** Raw records **
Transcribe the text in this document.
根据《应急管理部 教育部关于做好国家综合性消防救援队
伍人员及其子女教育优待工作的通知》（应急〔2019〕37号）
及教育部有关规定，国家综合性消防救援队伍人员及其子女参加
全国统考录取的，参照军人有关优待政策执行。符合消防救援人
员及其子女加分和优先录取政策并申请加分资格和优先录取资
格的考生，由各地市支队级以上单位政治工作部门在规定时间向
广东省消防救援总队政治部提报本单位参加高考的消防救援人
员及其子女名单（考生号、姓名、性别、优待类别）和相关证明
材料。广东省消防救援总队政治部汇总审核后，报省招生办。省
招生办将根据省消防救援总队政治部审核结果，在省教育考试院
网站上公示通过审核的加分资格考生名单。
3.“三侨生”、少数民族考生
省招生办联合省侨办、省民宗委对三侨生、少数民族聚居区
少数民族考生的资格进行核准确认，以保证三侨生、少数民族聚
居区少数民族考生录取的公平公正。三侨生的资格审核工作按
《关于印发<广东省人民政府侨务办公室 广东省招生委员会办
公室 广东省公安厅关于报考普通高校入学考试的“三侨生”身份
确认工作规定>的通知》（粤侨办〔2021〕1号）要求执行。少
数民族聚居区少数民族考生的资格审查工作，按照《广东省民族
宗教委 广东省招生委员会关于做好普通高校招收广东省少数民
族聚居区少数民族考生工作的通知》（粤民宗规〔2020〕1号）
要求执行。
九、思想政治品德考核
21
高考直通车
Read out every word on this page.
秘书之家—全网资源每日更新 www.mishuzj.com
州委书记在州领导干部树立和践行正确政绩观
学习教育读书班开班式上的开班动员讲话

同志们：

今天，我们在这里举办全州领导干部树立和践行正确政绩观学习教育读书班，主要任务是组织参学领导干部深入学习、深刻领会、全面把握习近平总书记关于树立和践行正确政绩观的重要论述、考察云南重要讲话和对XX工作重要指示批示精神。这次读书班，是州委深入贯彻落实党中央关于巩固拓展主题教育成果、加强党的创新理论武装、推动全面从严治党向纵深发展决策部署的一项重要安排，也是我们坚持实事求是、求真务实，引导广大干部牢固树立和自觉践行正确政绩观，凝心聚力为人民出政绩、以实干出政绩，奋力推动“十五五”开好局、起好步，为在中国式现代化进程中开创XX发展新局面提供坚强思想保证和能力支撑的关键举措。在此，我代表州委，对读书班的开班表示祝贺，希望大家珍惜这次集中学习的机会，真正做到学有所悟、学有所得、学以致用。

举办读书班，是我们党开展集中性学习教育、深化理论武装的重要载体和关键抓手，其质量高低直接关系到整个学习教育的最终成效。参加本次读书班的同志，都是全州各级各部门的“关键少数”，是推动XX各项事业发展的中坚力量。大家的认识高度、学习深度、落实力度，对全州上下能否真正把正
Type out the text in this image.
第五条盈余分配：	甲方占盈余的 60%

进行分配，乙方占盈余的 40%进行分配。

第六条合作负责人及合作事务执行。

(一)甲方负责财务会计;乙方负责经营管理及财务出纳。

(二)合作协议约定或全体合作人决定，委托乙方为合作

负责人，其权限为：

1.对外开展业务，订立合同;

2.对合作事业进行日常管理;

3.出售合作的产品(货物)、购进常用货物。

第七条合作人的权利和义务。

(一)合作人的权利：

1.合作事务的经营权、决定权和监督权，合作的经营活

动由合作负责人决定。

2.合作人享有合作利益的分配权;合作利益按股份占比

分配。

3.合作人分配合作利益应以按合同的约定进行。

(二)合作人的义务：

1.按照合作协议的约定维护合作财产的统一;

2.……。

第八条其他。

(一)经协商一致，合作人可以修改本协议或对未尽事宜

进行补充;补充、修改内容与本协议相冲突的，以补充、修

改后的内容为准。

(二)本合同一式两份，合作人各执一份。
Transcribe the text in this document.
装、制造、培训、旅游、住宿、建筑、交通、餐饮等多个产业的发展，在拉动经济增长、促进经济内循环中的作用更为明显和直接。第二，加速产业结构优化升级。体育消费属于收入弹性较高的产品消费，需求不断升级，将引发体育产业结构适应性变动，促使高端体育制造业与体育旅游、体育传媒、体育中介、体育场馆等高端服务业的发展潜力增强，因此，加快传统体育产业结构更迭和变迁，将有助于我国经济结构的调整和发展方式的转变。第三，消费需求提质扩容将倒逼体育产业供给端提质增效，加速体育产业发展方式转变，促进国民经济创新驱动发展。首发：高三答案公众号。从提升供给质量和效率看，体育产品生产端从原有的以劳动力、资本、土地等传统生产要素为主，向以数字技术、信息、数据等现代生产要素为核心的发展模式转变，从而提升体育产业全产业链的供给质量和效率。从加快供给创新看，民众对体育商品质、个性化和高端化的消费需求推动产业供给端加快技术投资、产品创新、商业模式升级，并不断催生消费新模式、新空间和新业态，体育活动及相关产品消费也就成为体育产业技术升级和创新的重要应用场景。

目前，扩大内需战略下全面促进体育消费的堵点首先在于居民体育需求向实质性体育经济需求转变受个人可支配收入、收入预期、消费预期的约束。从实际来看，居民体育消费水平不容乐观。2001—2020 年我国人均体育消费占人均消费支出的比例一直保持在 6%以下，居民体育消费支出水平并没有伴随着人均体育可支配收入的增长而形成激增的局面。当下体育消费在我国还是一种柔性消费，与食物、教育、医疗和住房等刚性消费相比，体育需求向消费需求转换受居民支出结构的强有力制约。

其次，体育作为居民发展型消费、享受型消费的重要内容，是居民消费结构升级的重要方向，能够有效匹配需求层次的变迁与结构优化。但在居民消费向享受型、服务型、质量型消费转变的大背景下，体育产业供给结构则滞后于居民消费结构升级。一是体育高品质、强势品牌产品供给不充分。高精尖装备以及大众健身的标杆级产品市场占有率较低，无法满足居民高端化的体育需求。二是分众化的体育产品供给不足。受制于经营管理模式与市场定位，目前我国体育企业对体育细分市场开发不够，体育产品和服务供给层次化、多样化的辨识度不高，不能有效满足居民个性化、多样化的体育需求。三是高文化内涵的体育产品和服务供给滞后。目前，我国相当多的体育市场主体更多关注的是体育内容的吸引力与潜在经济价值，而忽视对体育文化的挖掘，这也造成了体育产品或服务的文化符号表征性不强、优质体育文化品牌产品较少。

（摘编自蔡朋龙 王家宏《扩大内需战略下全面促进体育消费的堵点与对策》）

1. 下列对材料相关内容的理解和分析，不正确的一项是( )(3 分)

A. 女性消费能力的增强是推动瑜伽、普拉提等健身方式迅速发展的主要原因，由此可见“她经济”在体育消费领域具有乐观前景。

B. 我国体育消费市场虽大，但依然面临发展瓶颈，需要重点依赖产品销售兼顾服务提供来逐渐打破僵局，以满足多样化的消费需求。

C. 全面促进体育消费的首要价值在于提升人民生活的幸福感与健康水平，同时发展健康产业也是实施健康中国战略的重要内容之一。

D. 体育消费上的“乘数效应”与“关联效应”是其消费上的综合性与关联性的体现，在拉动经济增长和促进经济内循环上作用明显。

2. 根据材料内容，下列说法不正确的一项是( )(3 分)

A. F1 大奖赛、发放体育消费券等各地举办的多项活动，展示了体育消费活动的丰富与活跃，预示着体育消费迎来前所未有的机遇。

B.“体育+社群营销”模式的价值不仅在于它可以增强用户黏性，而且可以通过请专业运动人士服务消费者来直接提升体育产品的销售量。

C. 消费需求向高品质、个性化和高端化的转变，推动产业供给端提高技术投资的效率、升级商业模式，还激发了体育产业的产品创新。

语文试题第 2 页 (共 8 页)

** Exercise prompt **
Can you give every line above again, exactly as written?

** Written answer **
Transcribe the text in this document.
根据《应急管理部 教育部关于做好国家综合性消防救援队
伍人员及其子女教育优待工作的通知》（应急〔2019〕37号）
及教育部有关规定，国家综合性消防救援队伍人员及其子女参加
全国统考录取的，参照军人有关优待政策执行。符合消防救援人
员及其子女加分和优先录取政策并申请加分资格和优先录取资
格的考生，由各地市支队级以上单位政治工作部门在规定时间向
广东省消防救援总队政治部提报本单位参加高考的消防救援人
员及其子女名单（考生号、姓名、性别、优待类别）和相关证明
材料。广东省消防救援总队政治部汇总审核后，报省招生办。省
招生办将根据省消防救援总队政治部审核结果，在省教育考试院
网站上公示通过审核的加分资格考生名单。
3.“三侨生”、少数民族考生
省招生办联合省侨办、省民宗委对三侨生、少数民族聚居区
少数民族考生的资格进行核准确认，以保证三侨生、少数民族聚
居区少数民族考生录取的公平公正。三侨生的资格审核工作按
《关于印发<广东省人民政府侨务办公室 广东省招生委员会办
公室 广东省公安厅关于报考普通高校入学考试的“三侨生”身份
确认工作规定>的通知》（粤侨办〔2021〕1号）要求执行。少
数民族聚居区少数民族考生的资格审查工作，按照《广东省民族
宗教委 广东省招生委员会关于做好普通高校招收广东省少数民
族聚居区少数民族考生工作的通知》（粤民宗规〔2020〕1号）
要求执行。
九、思想政治品德考核
21
高考直通车
Read out every word on this page.
秘书之家—全网资源每日更新 www.mishuzj.com
州委书记在州领导干部树立和践行正确政绩观
学习教育读书班开班式上的开班动员讲话

同志们：

今天，我们在这里举办全州领导干部树立和践行正确政绩观学习教育读书班，主要任务是组织参学领导干部深入学习、深刻领会、全面把握习近平总书记关于树立和践行正确政绩观的重要论述、考察云南重要讲话和对XX工作重要指示批示精神。这次读书班，是州委深入贯彻落实党中央关于巩固拓展主题教育成果、加强党的创新理论武装、推动全面从严治党向纵深发展决策部署的一项重要安排，也是我们坚持实事求是、求真务实，引导广大干部牢固树立和自觉践行正确政绩观，凝心聚力为人民出政绩、以实干出政绩，奋力推动“十五五”开好局、起好步，为在中国式现代化进程中开创XX发展新局面提供坚强思想保证和能力支撑的关键举措。在此，我代表州委，对读书班的开班表示祝贺，希望大家珍惜这次集中学习的机会，真正做到学有所悟、学有所得、学以致用。

举办读书班，是我们党开展集中性学习教育、深化理论武装的重要载体和关键抓手，其质量高低直接关系到整个学习教育的最终成效。参加本次读书班的同志，都是全州各级各部门的“关键少数”，是推动XX各项事业发展的中坚力量。大家的认识高度、学习深度、落实力度，对全州上下能否真正把正
Type out the text in this image.
第五条盈余分配：	甲方占盈余的 60%

进行分配，乙方占盈余的 40%进行分配。

第六条合作负责人及合作事务执行。

(一)甲方负责财务会计;乙方负责经营管理及财务出纳。

(二)合作协议约定或全体合作人决定，委托乙方为合作

负责人，其权限为：

1.对外开展业务，订立合同;

2.对合作事业进行日常管理;

3.出售合作的产品(货物)、购进常用货物。

第七条合作人的权利和义务。

(一)合作人的权利：

1.合作事务的经营权、决定权和监督权，合作的经营活

动由合作负责人决定。

2.合作人享有合作利益的分配权;合作利益按股份占比

分配。

3.合作人分配合作利益应以按合同的约定进行。

(二)合作人的义务：

1.按照合作协议的约定维护合作财产的统一;

2.……。

第八条其他。

(一)经协商一致，合作人可以修改本协议或对未尽事宜

进行补充;补充、修改内容与本协议相冲突的，以补充、修

改后的内容为准。

(二)本合同一式两份，合作人各执一份。
Transcribe the text in this document.
装、制造、培训、旅游、住宿、建筑、交通、餐饮等多个产业的发展，在拉动经济增长、促进经济内循环中的作用更为明显和直接。第二，加速产业结构优化升级。体育消费属于收入弹性较高的产品消费，需求不断升级，将引发体育产业结构适应性变动，促使高端体育制造业与体育旅游、体育传媒、体育中介、体育场馆等高端服务业的发展潜力增强，因此，加快传统体育产业结构更迭和变迁，将有助于我国经济结构的调整和发展方式的转变。第三，消费需求提质扩容将倒逼体育产业供给端提质增效，加速体育产业发展方式转变，促进国民经济创新驱动发展。首发：高三答案公众号。从提升供给质量和效率看，体育产品生产端从原有的以劳动力、资本、土地等传统生产要素为主，向以数字技术、信息、数据等现代生产要素为核心的发展模式转变，从而提升体育产业全产业链的供给质量和效率。从加快供给创新看，民众对体育商品质、个性化和高端化的消费需求推动产业供给端加快技术投资、产品创新、商业模式升级，并不断催生消费新模式、新空间和新业态，体育活动及相关产品消费也就成为体育产业技术升级和创新的重要应用场景。

目前，扩大内需战略下全面促进体育消费的堵点首先在于居民体育需求向实质性体育经济需求转变受个人可支配收入、收入预期、消费预期的约束。从实际来看，居民体育消费水平不容乐观。2001—2020 年我国人均体育消费占人均消费支出的比例一直保持在 6%以下，居民体育消费支出水平并没有伴随着人均体育可支配收入的增长而形成激增的局面。当下体育消费在我国还是一种柔性消费，与食物、教育、医疗和住房等刚性消费相比，体育需求向消费需求转换受居民支出结构的强有力制约。

其次，体育作为居民发展型消费、享受型消费的重要内容，是居民消费结构升级的重要方向，能够有效匹配需求层次的变迁与结构优化。但在居民消费向享受型、服务型、质量型消费转变的大背景下，体育产业供给结构则滞后于居民消费结构升级。一是体育高品质、强势品牌产品供给不充分。高精尖装备以及大众健身的标杆级产品市场占有率较低，无法满足居民高端化的体育需求。二是分众化的体育产品供给不足。受制于经营管理模式与市场定位，目前我国体育企业对体育细分市场开发不够，体育产品和服务供给层次化、多样化的辨识度不高，不能有效满足居民个性化、多样化的体育需求。三是高文化内涵的体育产品和服务供给滞后。目前，我国相当多的体育市场主体更多关注的是体育内容的吸引力与潜在经济价值，而忽视对体育文化的挖掘，这也造成了体育产品或服务的文化符号表征性不强、优质体育文化品牌产品较少。

（摘编自蔡朋龙 王家宏《扩大内需战略下全面促进体育消费的堵点与对策》）

1. 下列对材料相关内容的理解和分析，不正确的一项是( )(3 分)

A. 女性消费能力的增强是推动瑜伽、普拉提等健身方式迅速发展的主要原因，由此可见“她经济”在体育消费领域具有乐观前景。

B. 我国体育消费市场虽大，但依然面临发展瓶颈，需要重点依赖产品销售兼顾服务提供来逐渐打破僵局，以满足多样化的消费需求。

C. 全面促进体育消费的首要价值在于提升人民生活的幸福感与健康水平，同时发展健康产业也是实施健康中国战略的重要内容之一。

D. 体育消费上的“乘数效应”与“关联效应”是其消费上的综合性与关联性的体现，在拉动经济增长和促进经济内循环上作用明显。

2. 根据材料内容，下列说法不正确的一项是( )(3 分)

A. F1 大奖赛、发放体育消费券等各地举办的多项活动，展示了体育消费活动的丰富与活跃，预示着体育消费迎来前所未有的机遇。

B.“体育+社群营销”模式的价值不仅在于它可以增强用户黏性，而且可以通过请专业运动人士服务消费者来直接提升体育产品的销售量。

C. 消费需求向高品质、个性化和高端化的转变，推动产业供给端提高技术投资的效率、升级商业模式，还激发了体育产业的产品创新。

语文试题第 2 页 (共 8 页)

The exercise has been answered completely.